- [YOUR ASSIGNMENT]:
In the records below, pick out all lines containing the word "Unknown".

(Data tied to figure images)
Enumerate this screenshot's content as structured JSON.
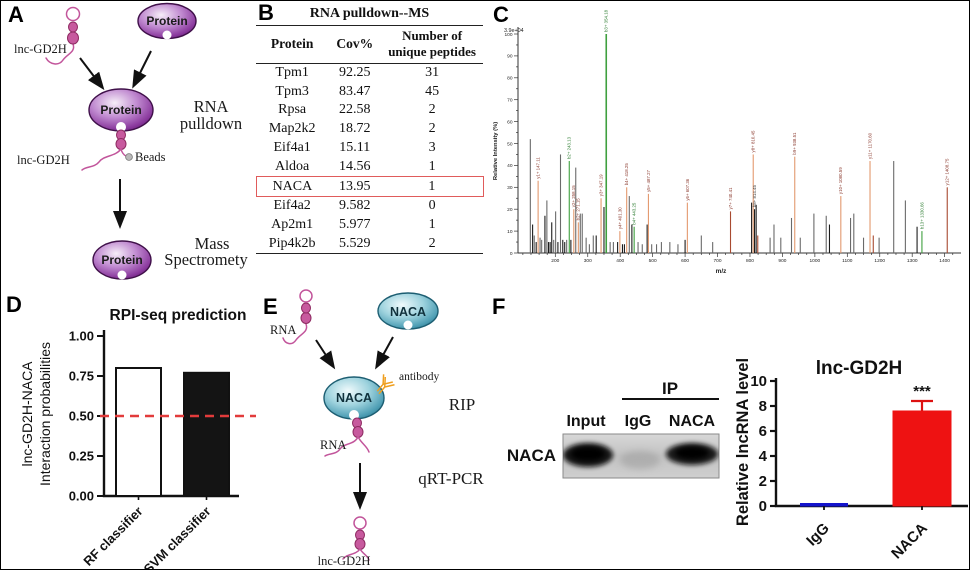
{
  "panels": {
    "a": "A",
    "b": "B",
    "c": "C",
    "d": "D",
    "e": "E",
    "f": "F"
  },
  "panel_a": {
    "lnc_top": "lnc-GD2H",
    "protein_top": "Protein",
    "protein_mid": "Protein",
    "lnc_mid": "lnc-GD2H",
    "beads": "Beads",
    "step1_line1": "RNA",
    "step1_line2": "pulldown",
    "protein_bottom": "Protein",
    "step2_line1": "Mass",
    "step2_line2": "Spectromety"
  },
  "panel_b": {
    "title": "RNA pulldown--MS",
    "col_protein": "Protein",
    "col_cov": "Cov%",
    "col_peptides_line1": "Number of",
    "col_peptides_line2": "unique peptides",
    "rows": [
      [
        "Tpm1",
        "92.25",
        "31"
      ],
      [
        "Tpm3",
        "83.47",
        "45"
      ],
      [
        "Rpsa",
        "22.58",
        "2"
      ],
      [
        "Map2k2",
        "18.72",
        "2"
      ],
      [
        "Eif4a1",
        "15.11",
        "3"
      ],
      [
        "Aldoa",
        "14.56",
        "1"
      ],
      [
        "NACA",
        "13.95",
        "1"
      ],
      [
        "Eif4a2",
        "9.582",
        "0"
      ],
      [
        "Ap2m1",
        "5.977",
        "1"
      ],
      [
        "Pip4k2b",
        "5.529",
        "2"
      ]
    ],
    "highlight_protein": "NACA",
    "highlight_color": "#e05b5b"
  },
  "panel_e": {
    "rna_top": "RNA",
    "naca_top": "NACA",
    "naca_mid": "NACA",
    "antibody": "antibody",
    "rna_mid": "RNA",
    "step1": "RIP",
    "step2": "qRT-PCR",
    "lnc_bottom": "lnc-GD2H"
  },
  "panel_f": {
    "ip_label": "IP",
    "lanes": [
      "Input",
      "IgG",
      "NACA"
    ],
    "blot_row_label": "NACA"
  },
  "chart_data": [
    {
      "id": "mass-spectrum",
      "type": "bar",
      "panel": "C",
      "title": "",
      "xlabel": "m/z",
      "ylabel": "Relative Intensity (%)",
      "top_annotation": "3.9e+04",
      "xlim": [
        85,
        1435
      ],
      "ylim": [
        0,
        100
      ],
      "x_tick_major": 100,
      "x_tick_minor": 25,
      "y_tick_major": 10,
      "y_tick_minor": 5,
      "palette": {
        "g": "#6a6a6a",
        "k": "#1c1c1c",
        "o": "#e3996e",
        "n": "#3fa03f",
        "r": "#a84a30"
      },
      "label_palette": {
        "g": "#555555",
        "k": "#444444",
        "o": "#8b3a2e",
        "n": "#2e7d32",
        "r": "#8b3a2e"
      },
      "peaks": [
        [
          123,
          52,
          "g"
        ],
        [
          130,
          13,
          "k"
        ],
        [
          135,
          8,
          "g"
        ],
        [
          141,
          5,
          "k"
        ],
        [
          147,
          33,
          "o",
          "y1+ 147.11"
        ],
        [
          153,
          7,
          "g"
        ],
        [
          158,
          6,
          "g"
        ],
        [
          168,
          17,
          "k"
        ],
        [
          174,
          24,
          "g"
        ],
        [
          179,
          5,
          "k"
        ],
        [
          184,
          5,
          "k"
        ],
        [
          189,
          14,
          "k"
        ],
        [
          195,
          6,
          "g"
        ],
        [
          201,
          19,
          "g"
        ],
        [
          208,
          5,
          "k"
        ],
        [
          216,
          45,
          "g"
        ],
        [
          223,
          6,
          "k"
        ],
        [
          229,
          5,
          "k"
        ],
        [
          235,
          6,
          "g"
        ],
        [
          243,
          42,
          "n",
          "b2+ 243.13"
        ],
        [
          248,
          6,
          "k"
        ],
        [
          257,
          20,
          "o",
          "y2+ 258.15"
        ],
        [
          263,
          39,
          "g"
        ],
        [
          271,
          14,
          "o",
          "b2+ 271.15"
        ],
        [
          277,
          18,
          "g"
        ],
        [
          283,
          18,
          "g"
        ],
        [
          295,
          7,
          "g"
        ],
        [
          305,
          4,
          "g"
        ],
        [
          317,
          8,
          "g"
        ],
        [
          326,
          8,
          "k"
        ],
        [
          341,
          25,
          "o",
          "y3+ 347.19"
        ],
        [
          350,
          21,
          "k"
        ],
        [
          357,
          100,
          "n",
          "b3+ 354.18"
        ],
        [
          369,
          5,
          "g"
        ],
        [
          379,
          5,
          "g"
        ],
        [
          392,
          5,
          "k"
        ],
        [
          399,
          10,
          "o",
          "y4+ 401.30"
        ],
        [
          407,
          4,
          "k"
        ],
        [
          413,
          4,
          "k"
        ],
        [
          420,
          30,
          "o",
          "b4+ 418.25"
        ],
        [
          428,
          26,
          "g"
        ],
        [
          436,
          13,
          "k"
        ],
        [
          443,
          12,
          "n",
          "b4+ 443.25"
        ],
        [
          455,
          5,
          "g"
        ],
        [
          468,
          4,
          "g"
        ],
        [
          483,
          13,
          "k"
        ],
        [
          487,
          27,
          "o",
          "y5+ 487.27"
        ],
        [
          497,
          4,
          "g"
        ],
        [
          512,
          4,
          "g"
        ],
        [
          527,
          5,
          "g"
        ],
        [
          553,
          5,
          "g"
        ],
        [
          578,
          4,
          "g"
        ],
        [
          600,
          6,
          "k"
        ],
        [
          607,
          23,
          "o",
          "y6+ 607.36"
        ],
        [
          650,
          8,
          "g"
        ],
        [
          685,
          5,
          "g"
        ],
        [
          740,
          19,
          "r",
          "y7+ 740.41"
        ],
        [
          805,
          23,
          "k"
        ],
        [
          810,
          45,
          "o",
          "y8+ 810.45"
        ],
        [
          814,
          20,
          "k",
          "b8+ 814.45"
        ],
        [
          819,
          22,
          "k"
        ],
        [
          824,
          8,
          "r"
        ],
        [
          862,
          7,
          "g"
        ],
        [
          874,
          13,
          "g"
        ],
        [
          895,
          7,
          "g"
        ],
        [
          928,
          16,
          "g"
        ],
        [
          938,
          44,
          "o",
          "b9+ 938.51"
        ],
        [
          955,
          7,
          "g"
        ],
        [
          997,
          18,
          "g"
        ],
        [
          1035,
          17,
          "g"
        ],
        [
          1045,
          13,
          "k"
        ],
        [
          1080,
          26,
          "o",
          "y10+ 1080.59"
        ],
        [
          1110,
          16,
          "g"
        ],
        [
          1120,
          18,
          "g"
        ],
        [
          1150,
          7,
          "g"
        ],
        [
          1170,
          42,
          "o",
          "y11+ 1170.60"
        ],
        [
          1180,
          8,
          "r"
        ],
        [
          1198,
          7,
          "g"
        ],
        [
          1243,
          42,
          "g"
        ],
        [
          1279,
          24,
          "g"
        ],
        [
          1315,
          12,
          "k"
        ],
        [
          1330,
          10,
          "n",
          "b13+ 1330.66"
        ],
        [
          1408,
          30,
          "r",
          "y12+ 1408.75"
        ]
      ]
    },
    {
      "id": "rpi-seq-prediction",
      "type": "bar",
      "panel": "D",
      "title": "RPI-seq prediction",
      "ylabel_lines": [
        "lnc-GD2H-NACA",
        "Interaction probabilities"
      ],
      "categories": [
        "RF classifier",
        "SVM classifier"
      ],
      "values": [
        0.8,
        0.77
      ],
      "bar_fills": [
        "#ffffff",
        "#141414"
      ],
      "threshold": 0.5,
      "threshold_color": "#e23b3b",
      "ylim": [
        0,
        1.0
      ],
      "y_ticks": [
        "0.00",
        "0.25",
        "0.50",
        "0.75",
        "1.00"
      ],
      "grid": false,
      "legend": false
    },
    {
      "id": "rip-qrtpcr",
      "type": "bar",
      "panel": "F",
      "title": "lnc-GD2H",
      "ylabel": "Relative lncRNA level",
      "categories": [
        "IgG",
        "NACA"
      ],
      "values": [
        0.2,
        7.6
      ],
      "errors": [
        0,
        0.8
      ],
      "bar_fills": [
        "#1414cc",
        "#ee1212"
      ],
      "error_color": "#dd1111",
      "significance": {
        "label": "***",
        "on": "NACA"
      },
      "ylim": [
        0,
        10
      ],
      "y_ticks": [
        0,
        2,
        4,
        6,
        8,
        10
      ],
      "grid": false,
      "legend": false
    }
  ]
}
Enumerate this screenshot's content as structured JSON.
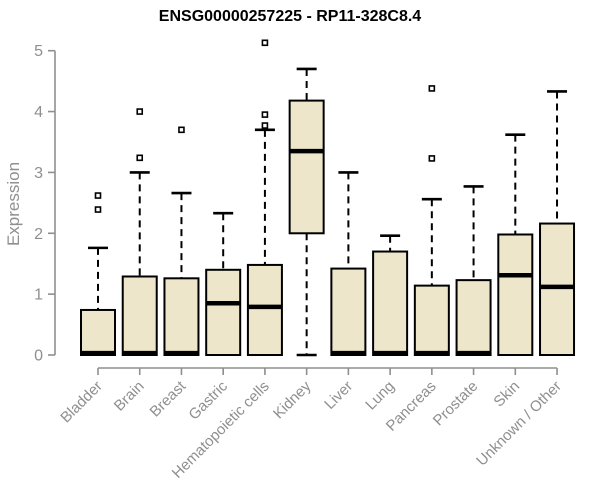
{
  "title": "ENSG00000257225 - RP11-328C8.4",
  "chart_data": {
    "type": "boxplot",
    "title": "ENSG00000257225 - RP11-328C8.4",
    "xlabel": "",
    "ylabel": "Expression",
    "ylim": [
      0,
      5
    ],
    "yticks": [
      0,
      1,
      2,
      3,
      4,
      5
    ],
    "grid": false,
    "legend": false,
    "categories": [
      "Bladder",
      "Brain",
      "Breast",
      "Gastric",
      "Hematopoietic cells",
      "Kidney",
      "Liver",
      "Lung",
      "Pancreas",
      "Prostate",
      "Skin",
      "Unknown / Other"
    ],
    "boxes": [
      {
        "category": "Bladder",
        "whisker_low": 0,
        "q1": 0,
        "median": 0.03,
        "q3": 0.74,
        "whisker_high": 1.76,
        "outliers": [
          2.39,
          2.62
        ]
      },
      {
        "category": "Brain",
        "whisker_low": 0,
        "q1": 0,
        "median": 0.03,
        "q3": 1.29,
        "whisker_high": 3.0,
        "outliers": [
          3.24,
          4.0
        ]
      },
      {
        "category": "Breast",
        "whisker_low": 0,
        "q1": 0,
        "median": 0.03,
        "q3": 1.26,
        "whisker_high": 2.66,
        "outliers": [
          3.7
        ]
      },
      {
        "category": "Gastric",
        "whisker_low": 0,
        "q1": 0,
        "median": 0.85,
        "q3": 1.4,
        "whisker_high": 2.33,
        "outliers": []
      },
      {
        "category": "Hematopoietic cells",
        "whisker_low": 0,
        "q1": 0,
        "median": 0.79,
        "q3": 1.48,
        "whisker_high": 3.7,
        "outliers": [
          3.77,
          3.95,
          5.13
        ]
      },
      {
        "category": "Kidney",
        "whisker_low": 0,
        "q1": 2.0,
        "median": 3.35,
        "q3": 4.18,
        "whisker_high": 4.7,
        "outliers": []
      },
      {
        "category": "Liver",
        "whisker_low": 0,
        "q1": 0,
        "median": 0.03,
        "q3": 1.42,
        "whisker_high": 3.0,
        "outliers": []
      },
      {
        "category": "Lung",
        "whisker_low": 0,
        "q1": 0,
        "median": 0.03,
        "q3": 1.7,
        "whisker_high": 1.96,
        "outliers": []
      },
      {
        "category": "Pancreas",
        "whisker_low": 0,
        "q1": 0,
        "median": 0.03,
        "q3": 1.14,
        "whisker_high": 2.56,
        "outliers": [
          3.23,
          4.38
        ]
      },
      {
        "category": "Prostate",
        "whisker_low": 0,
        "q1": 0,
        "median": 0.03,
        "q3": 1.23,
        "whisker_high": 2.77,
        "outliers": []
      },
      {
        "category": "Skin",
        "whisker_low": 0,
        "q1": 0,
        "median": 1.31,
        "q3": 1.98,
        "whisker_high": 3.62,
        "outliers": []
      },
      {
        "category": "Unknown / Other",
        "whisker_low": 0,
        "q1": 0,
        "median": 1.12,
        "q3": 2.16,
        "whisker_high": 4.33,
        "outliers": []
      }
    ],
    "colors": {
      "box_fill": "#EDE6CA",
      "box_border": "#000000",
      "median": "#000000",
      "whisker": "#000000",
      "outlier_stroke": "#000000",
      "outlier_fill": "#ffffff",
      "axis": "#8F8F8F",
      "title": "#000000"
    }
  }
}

- [REPLY]:
      "Unknown / Other"
        "category": "Unknown / Other",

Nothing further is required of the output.